§ **EXERCISE TASK**
Reproduce the passage from the article on Google's Android phone, starting at "That doesn't make" and ending at "a wireless carrier.".

§ **SELECTED EXTRACT**
>>>>
Google Confirms Employees Have 'Google Phone'

Google confirmed Saturday that their internal developers are using an unreleased Android based phone, as contradictory rumors about a "Google Phone" flew back and forth across the Internet.
On an official Google blog, vice president of product management Mario Queroz said that Google employees are using "a device that combines innovative hardware from a partner with software that runs on Android," but that this phone is "exclusively for Google employees," not for consumers.
Several blogs have pegged the phone as the "HTC Passion," a slab-style device very similar to the HTC HD2 that some bloggers have said will be coming to T-Mobile USA.
That doesn't make the Passion any more a "Google phone" than other "With Google" or "Google Experience" Android phones, such as the Motorola Droid or T-Mobile G1.
Meanwhile, The Wall Street Journal reported that an upcoming Android phone from HTC will be called "Nexus One" and that "Google designed virtually the entire software experience behind the phone."
But that's also true of the unlocked version of the T-Mobile G1, released last year as the Android Dev Phone 1. This May, our own Mark Hachman (as well as many Android developers) was given a version of the HTC Magic phone that was called the "Google Ion" at the time - also unlocked, also direct from Google.
More intriguingly, the Journal says that Google intends to sell the phone en masse to consumers unlocked, not through a wireless carrier.
While that's a common business model in most of the world, and the Dev Phone 1 is available unlocked, typically unlocked phones haven't sold many units here in the US.
<<<<
§ **DATASET CONTENT**
>>>>
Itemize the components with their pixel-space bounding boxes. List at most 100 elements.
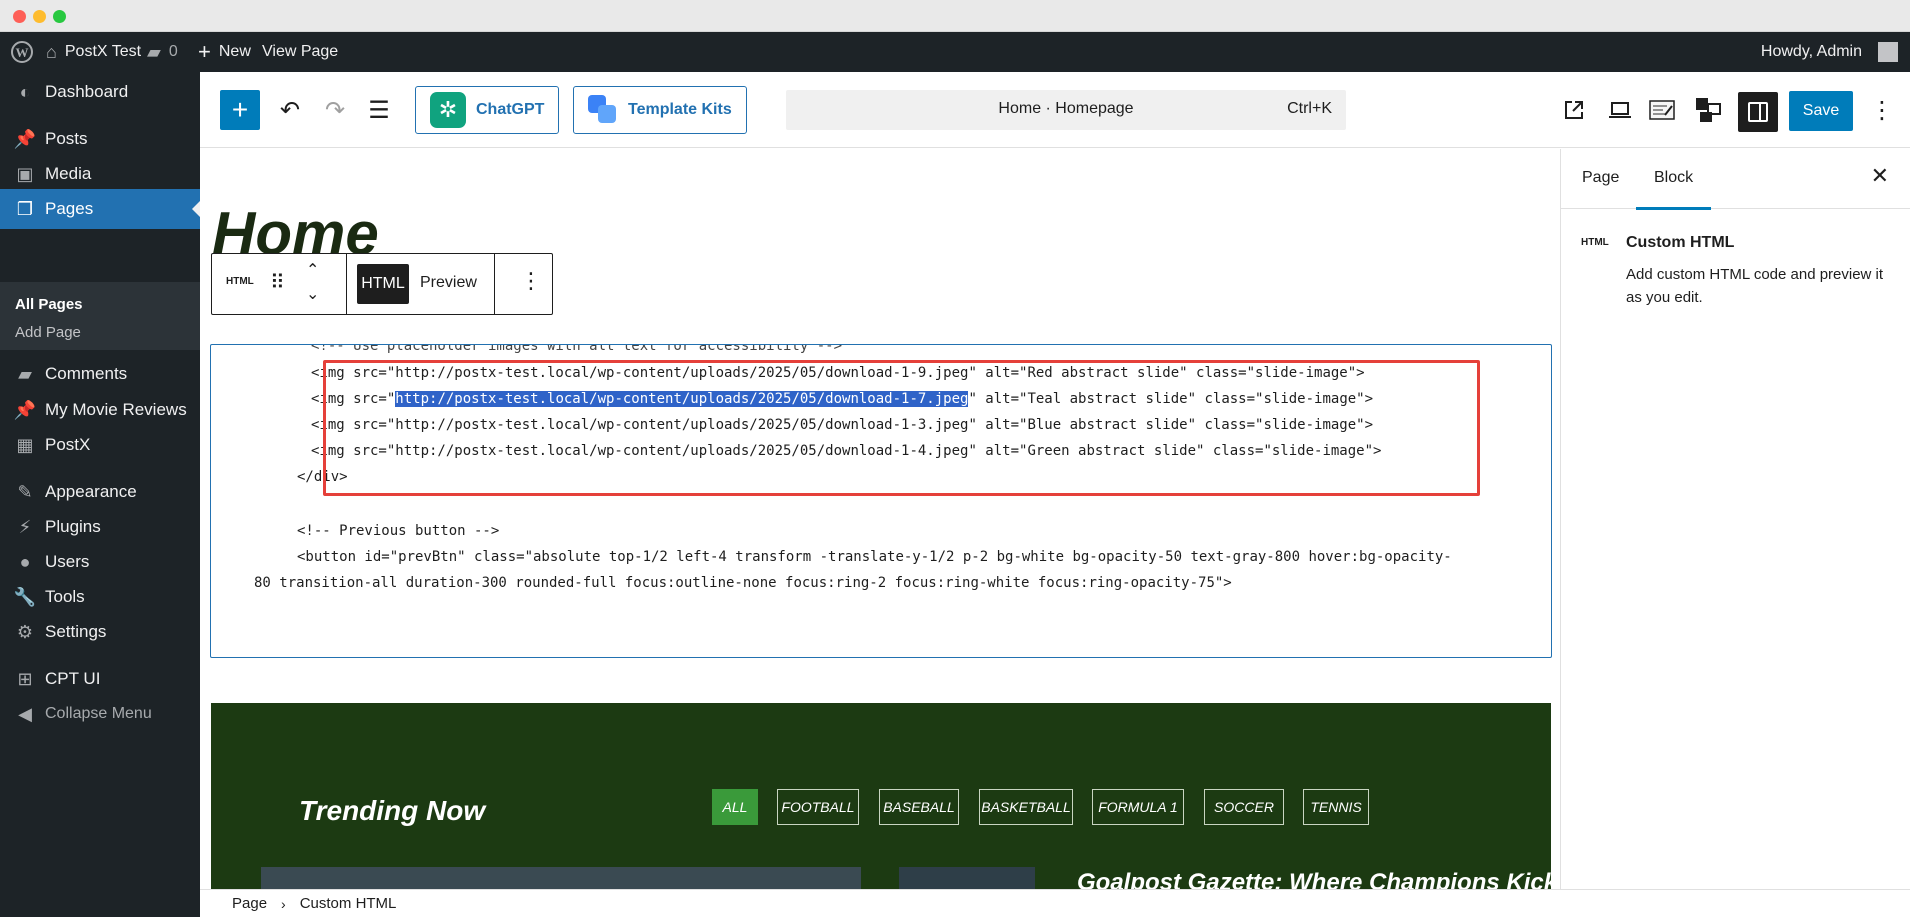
filter-all[interactable]: ALL [712,789,758,825]
pin-icon: 📌 [13,399,37,420]
admin-bar-comments[interactable]: ▰ 0 [147,32,178,72]
tab-block[interactable]: Block [1635,169,1712,210]
comments-count: 0 [168,43,178,60]
sidebar-item-dashboard[interactable]: ◐ Dashboard [0,72,200,112]
block-inserter-button[interactable]: + [220,90,260,130]
laptop-icon [1609,102,1631,118]
more-vertical-icon[interactable]: ⋮ [520,268,542,294]
tab-page[interactable]: Page [1582,169,1619,187]
news-image[interactable] [261,867,861,889]
svg-text:W: W [16,45,29,60]
sidebar-item-comments[interactable]: ▰ Comments [0,354,200,394]
chatgpt-logo-icon: ✲ [430,92,466,128]
media-icon: ▣ [16,163,34,184]
notepad-icon [1649,100,1675,120]
sidebar-item-my-movie-reviews[interactable]: 📌 My Movie Reviews [0,390,200,430]
submenu-add-page[interactable]: Add Page [15,324,81,341]
sidebar-item-appearance[interactable]: ✎ Appearance [0,472,200,512]
close-icon[interactable]: ✕ [1871,163,1889,189]
blocks-icon [1696,98,1721,122]
undo-button[interactable]: ↶ [272,92,308,128]
pin-icon: 📌 [13,128,37,149]
window-minimize-button[interactable] [33,10,46,23]
code-line: <!-- Use placeholder images with alt tex… [311,344,843,354]
blocks-plugin-button[interactable] [1690,92,1726,128]
filter-football[interactable]: FOOTBALL [777,789,859,825]
filter-formula-1[interactable]: FORMULA 1 [1092,789,1184,825]
comment-icon: ▰ [18,363,32,384]
save-button[interactable]: Save [1789,91,1853,131]
howdy-label: Howdy, Admin [1760,43,1862,60]
sidebar-item-media[interactable]: ▣ Media [0,154,200,194]
sidebar-item-settings[interactable]: ⚙ Settings [0,612,200,652]
edit-note-button[interactable] [1644,92,1680,128]
breadcrumb-page[interactable]: Page [232,895,267,912]
chatgpt-button[interactable]: ✲ ChatGPT [415,86,560,134]
plug-icon: ⚡ [18,516,32,537]
news-image[interactable] [899,867,1035,889]
home-icon: ⌂ [46,41,57,62]
brush-icon: ✎ [17,481,33,502]
sidebar-item-plugins[interactable]: ⚡ Plugins [0,507,200,547]
more-vertical-icon: ⋮ [1870,96,1894,124]
submenu-all-pages[interactable]: All Pages [15,296,83,313]
dashboard-icon: ◐ [19,81,31,102]
admin-bar-account[interactable]: Howdy, Admin [1761,32,1898,72]
sidebar-icon [1748,102,1768,122]
filter-baseball[interactable]: BASEBALL [879,789,959,825]
chevron-down-icon[interactable]: ⌄ [306,284,319,304]
trending-section: Trending Now ALL FOOTBALL BASEBALL BASKE… [211,703,1557,889]
admin-bar: W ⌂ PostX Test ▰ 0 + New View Page Howdy… [0,32,1910,72]
code-line: <img src="http://postx-test.local/wp-con… [311,417,1374,433]
news-headline[interactable]: Goalpost Gazette: Where Champions Kick [1077,869,1557,889]
template-kits-button[interactable]: Template Kits [573,86,747,134]
wrench-icon: 🔧 [13,586,37,607]
sidebar-item-tools[interactable]: 🔧 Tools [0,577,200,617]
wordpress-icon: W [11,41,33,63]
filter-soccer[interactable]: SOCCER [1204,789,1284,825]
collapse-icon: ◀ [18,703,32,724]
sidebar-item-posts[interactable]: 📌 Posts [0,119,200,159]
chevron-right-icon: › [281,895,286,912]
list-view-icon: ☰ [368,96,390,124]
new-label: New [218,43,251,60]
sidebar-item-users[interactable]: ● Users [0,542,200,582]
sidebar-item-postx[interactable]: ▦ PostX [0,425,200,465]
options-button[interactable]: ⋮ [1864,92,1900,128]
code-line: <img src="http://postx-test.local/wp-con… [311,443,1382,459]
sidebar-item-pages[interactable]: ❐ Pages [0,189,200,229]
collapse-menu-button[interactable]: ◀ Collapse Menu [0,694,200,734]
settings-toggle-button[interactable] [1738,92,1778,132]
redo-button[interactable]: ↷ [317,92,353,128]
admin-bar-site[interactable]: ⌂ PostX Test [46,32,141,72]
site-name: PostX Test [64,43,142,60]
chevron-up-icon[interactable]: ⌃ [306,260,319,280]
window-close-button[interactable] [13,10,26,23]
drag-handle-icon[interactable]: ⠿ [270,270,286,295]
admin-bar-new[interactable]: + New [198,32,251,72]
custom-html-textarea[interactable]: <!-- Use placeholder images with alt tex… [210,344,1552,658]
code-line: <img src="http://postx-test.local/wp-con… [311,365,1365,381]
code-line: <!-- Previous button --> [297,523,500,539]
sidebar-item-cpt-ui[interactable]: ⊞ CPT UI [0,659,200,699]
document-overview-button[interactable]: ☰ [361,92,397,128]
window-zoom-button[interactable] [53,10,66,23]
html-block-icon[interactable]: HTML [226,276,254,287]
admin-bar-view-page[interactable]: View Page [262,32,338,72]
view-page-button[interactable] [1556,92,1592,128]
command-palette-bar[interactable]: Home · Homepage Ctrl+K [786,90,1346,130]
preview-tab-button[interactable]: Preview [420,274,477,292]
code-line: <button id="prevBtn" class="absolute top… [297,549,1452,565]
user-icon: ● [19,551,31,572]
filter-tennis[interactable]: TENNIS [1303,789,1369,825]
breadcrumb-custom-html[interactable]: Custom HTML [300,895,397,912]
selected-url-text: http://postx-test.local/wp-content/uploa… [395,391,969,407]
admin-sidebar: ◐ Dashboard 📌 Posts ▣ Media ❐ Pages All … [0,72,200,917]
plus-icon: + [198,39,211,64]
filter-basketball[interactable]: BASKETBALL [979,789,1073,825]
wordpress-logo-icon[interactable]: W [10,32,34,72]
device-preview-button[interactable] [1602,92,1638,128]
html-tab-button[interactable]: HTML [357,264,409,304]
block-breadcrumb: Page › Custom HTML [200,889,1910,917]
trending-title: Trending Now [299,795,486,826]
<<<<
§ **EXERCISE RESULT**
That doesn't make the Passion any more a "Google phone" than other "With Google" or "Google Experience" Android phones, such as the Motorola Droid or T-Mobile G1.
Meanwhile, The Wall Street Journal reported that an upcoming Android phone from HTC will be called "Nexus One" and that "Google designed virtually the entire software experience behind the phone."
But that's also true of the unlocked version of the T-Mobile G1, released last year as the Android Dev Phone 1. This May, our own Mark Hachman (as well as many Android developers) was given a version of the HTC Magic phone that was called the "Google Ion" at the time - also unlocked, also direct from Google.
More intriguingly, the Journal says that Google intends to sell the phone en masse to consumers unlocked, not through a wireless carrier.